**TO DO**
Write out exactly the lines below that run from the line containing "Read out every word on this page." through the last line of the records.

**THE RECORDS**
════

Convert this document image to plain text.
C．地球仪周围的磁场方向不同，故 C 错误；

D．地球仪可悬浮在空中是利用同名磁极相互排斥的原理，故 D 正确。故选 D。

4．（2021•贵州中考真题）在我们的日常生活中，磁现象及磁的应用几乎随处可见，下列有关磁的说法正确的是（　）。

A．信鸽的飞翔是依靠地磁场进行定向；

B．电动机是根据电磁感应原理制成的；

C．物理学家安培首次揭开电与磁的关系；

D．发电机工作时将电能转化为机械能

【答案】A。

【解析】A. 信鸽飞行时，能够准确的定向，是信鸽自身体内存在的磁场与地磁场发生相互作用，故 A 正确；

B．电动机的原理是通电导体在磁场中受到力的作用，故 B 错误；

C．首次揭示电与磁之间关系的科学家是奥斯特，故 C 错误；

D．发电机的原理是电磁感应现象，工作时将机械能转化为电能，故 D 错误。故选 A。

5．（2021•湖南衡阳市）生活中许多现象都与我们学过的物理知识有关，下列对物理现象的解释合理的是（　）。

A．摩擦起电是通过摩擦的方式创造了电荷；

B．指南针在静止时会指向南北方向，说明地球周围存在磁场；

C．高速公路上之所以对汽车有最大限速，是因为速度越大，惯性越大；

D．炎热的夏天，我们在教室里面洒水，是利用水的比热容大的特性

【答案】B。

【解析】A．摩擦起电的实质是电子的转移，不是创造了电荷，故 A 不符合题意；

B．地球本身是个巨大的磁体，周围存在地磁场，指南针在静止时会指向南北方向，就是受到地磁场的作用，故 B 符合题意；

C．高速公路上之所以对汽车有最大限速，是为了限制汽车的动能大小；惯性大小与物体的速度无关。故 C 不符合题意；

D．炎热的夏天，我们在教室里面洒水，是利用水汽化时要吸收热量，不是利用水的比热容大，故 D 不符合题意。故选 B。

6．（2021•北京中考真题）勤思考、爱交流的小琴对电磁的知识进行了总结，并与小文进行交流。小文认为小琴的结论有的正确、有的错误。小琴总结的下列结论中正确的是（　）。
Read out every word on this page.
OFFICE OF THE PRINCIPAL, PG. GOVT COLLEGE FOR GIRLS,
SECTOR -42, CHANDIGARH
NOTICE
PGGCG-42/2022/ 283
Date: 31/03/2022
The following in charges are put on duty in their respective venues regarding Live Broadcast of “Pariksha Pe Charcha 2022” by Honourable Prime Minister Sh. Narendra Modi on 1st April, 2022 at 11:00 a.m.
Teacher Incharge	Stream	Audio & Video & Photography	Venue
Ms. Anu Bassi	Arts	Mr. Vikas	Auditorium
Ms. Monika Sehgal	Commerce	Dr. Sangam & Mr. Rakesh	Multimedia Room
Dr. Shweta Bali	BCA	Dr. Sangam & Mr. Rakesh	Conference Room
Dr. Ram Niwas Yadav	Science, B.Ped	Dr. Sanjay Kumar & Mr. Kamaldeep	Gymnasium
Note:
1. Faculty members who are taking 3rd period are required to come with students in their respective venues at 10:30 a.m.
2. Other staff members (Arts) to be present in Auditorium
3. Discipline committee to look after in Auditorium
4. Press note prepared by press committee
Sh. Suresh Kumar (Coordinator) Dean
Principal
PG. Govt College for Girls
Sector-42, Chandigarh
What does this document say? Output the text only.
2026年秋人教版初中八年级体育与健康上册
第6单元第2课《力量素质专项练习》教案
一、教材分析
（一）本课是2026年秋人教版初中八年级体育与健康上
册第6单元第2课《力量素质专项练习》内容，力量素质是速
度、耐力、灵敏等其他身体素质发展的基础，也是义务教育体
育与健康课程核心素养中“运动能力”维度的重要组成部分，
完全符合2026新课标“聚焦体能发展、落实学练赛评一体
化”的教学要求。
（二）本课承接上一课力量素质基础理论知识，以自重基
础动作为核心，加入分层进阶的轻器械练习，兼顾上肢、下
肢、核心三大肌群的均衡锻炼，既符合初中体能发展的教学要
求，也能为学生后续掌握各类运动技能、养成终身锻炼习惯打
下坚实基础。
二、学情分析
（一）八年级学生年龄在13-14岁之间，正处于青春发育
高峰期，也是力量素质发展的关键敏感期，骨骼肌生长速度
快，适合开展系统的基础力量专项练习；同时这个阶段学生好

════

**SOLUTION TO THE EXERCISE**
Read out every word on this page.
OFFICE OF THE PRINCIPAL, PG. GOVT COLLEGE FOR GIRLS,
SECTOR -42, CHANDIGARH
NOTICE
PGGCG-42/2022/ 283
Date: 31/03/2022
The following in charges are put on duty in their respective venues regarding Live Broadcast of “Pariksha Pe Charcha 2022” by Honourable Prime Minister Sh. Narendra Modi on 1st April, 2022 at 11:00 a.m.
Teacher Incharge	Stream	Audio & Video & Photography	Venue
Ms. Anu Bassi	Arts	Mr. Vikas	Auditorium
Ms. Monika Sehgal	Commerce	Dr. Sangam & Mr. Rakesh	Multimedia Room
Dr. Shweta Bali	BCA	Dr. Sangam & Mr. Rakesh	Conference Room
Dr. Ram Niwas Yadav	Science, B.Ped	Dr. Sanjay Kumar & Mr. Kamaldeep	Gymnasium
Note:
1. Faculty members who are taking 3rd period are required to come with students in their respective venues at 10:30 a.m.
2. Other staff members (Arts) to be present in Auditorium
3. Discipline committee to look after in Auditorium
4. Press note prepared by press committee
Sh. Suresh Kumar (Coordinator) Dean
Principal
PG. Govt College for Girls
Sector-42, Chandigarh
What does this document say? Output the text only.
2026年秋人教版初中八年级体育与健康上册
第6单元第2课《力量素质专项练习》教案
一、教材分析
（一）本课是2026年秋人教版初中八年级体育与健康上
册第6单元第2课《力量素质专项练习》内容，力量素质是速
度、耐力、灵敏等其他身体素质发展的基础，也是义务教育体
育与健康课程核心素养中“运动能力”维度的重要组成部分，
完全符合2026新课标“聚焦体能发展、落实学练赛评一体
化”的教学要求。
（二）本课承接上一课力量素质基础理论知识，以自重基
础动作为核心，加入分层进阶的轻器械练习，兼顾上肢、下
肢、核心三大肌群的均衡锻炼，既符合初中体能发展的教学要
求，也能为学生后续掌握各类运动技能、养成终身锻炼习惯打
下坚实基础。
二、学情分析
（一）八年级学生年龄在13-14岁之间，正处于青春发育
高峰期，也是力量素质发展的关键敏感期，骨骼肌生长速度
快，适合开展系统的基础力量专项练习；同时这个阶段学生好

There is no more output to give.